Can you write out all of the material below, word for word?

____ THE INPUT

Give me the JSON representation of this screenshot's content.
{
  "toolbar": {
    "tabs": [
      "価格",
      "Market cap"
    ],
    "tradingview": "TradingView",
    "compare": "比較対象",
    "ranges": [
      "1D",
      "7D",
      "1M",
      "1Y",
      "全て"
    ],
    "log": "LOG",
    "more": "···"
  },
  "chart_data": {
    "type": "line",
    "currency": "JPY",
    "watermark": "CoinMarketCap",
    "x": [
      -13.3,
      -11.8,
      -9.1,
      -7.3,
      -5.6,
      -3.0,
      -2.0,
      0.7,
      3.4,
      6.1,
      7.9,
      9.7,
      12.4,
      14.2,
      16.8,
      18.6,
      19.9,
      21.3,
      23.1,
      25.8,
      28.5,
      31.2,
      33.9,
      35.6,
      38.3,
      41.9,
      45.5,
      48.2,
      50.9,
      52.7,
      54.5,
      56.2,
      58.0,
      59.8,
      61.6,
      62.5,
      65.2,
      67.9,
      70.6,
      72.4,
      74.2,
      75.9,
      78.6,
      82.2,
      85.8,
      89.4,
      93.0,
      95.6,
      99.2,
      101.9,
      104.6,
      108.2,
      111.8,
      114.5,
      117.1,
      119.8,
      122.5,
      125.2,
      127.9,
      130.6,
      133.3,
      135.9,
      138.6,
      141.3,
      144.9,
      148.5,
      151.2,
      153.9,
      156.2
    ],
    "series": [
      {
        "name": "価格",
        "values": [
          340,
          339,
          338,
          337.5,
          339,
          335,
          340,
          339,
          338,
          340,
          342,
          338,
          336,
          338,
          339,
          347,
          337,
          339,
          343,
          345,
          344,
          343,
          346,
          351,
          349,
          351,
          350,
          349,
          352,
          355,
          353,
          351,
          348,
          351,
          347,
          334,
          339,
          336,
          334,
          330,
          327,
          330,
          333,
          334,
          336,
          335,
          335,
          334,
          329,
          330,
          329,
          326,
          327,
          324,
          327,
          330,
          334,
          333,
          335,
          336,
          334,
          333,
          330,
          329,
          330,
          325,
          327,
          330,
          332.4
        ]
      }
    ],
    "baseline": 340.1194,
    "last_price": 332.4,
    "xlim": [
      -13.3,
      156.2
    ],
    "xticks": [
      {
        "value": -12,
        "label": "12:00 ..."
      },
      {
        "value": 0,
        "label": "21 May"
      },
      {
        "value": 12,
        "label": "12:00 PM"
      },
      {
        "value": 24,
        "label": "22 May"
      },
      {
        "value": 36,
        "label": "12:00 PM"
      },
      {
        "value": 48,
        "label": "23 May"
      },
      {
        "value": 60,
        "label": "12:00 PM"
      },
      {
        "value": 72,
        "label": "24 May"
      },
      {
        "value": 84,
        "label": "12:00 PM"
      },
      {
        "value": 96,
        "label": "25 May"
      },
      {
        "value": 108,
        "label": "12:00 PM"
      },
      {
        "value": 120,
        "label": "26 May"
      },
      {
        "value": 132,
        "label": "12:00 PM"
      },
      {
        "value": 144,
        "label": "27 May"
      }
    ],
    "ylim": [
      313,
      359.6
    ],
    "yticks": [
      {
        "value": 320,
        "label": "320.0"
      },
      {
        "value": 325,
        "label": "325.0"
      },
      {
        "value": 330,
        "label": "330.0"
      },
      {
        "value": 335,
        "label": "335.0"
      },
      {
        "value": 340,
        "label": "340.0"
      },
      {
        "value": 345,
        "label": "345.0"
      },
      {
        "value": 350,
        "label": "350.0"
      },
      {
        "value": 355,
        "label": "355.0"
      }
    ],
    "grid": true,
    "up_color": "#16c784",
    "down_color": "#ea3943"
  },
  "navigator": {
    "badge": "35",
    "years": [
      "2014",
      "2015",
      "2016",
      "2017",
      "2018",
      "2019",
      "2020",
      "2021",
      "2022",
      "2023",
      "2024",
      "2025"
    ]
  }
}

________

#### [COMPLETE ANSWER]
Give me the JSON representation of this screenshot's content.
{
  "toolbar": {
    "tabs": [
      "価格",
      "Market cap"
    ],
    "tradingview": "TradingView",
    "compare": "比較対象",
    "ranges": [
      "1D",
      "7D",
      "1M",
      "1Y",
      "全て"
    ],
    "log": "LOG",
    "more": "···"
  },
  "chart_data": {
    "type": "line",
    "currency": "JPY",
    "watermark": "CoinMarketCap",
    "x": [
      -13.3,
      -11.8,
      -9.1,
      -7.3,
      -5.6,
      -3.0,
      -2.0,
      0.7,
      3.4,
      6.1,
      7.9,
      9.7,
      12.4,
      14.2,
      16.8,
      18.6,
      19.9,
      21.3,
      23.1,
      25.8,
      28.5,
      31.2,
      33.9,
      35.6,
      38.3,
      41.9,
      45.5,
      48.2,
      50.9,
      52.7,
      54.5,
      56.2,
      58.0,
      59.8,
      61.6,
      62.5,
      65.2,
      67.9,
      70.6,
      72.4,
      74.2,
      75.9,
      78.6,
      82.2,
      85.8,
      89.4,
      93.0,
      95.6,
      99.2,
      101.9,
      104.6,
      108.2,
      111.8,
      114.5,
      117.1,
      119.8,
      122.5,
      125.2,
      127.9,
      130.6,
      133.3,
      135.9,
      138.6,
      141.3,
      144.9,
      148.5,
      151.2,
      153.9,
      156.2
    ],
    "series": [
      {
        "name": "価格",
        "values": [
          340,
          339,
          338,
          337.5,
          339,
          335,
          340,
          339,
          338,
          340,
          342,
          338,
          336,
          338,
          339,
          347,
          337,
          339,
          343,
          345,
          344,
          343,
          346,
          351,
          349,
          351,
          350,
          349,
          352,
          355,
          353,
          351,
          348,
          351,
          347,
          334,
          339,
          336,
          334,
          330,
          327,
          330,
          333,
          334,
          336,
          335,
          335,
          334,
          329,
          330,
          329,
          326,
          327,
          324,
          327,
          330,
          334,
          333,
          335,
          336,
          334,
          333,
          330,
          329,
          330,
          325,
          327,
          330,
          332.4
        ]
      }
    ],
    "baseline": 340.1194,
    "last_price": 332.4,
    "xlim": [
      -13.3,
      156.2
    ],
    "xticks": [
      {
        "value": -12,
        "label": "12:00 ..."
      },
      {
        "value": 0,
        "label": "21 May"
      },
      {
        "value": 12,
        "label": "12:00 PM"
      },
      {
        "value": 24,
        "label": "22 May"
      },
      {
        "value": 36,
        "label": "12:00 PM"
      },
      {
        "value": 48,
        "label": "23 May"
      },
      {
        "value": 60,
        "label": "12:00 PM"
      },
      {
        "value": 72,
        "label": "24 May"
      },
      {
        "value": 84,
        "label": "12:00 PM"
      },
      {
        "value": 96,
        "label": "25 May"
      },
      {
        "value": 108,
        "label": "12:00 PM"
      },
      {
        "value": 120,
        "label": "26 May"
      },
      {
        "value": 132,
        "label": "12:00 PM"
      },
      {
        "value": 144,
        "label": "27 May"
      }
    ],
    "ylim": [
      313,
      359.6
    ],
    "yticks": [
      {
        "value": 320,
        "label": "320.0"
      },
      {
        "value": 325,
        "label": "325.0"
      },
      {
        "value": 330,
        "label": "330.0"
      },
      {
        "value": 335,
        "label": "335.0"
      },
      {
        "value": 340,
        "label": "340.0"
      },
      {
        "value": 345,
        "label": "345.0"
      },
      {
        "value": 350,
        "label": "350.0"
      },
      {
        "value": 355,
        "label": "355.0"
      }
    ],
    "grid": true,
    "up_color": "#16c784",
    "down_color": "#ea3943"
  },
  "navigator": {
    "badge": "35",
    "years": [
      "2014",
      "2015",
      "2016",
      "2017",
      "2018",
      "2019",
      "2020",
      "2021",
      "2022",
      "2023",
      "2024",
      "2025"
    ]
  }
}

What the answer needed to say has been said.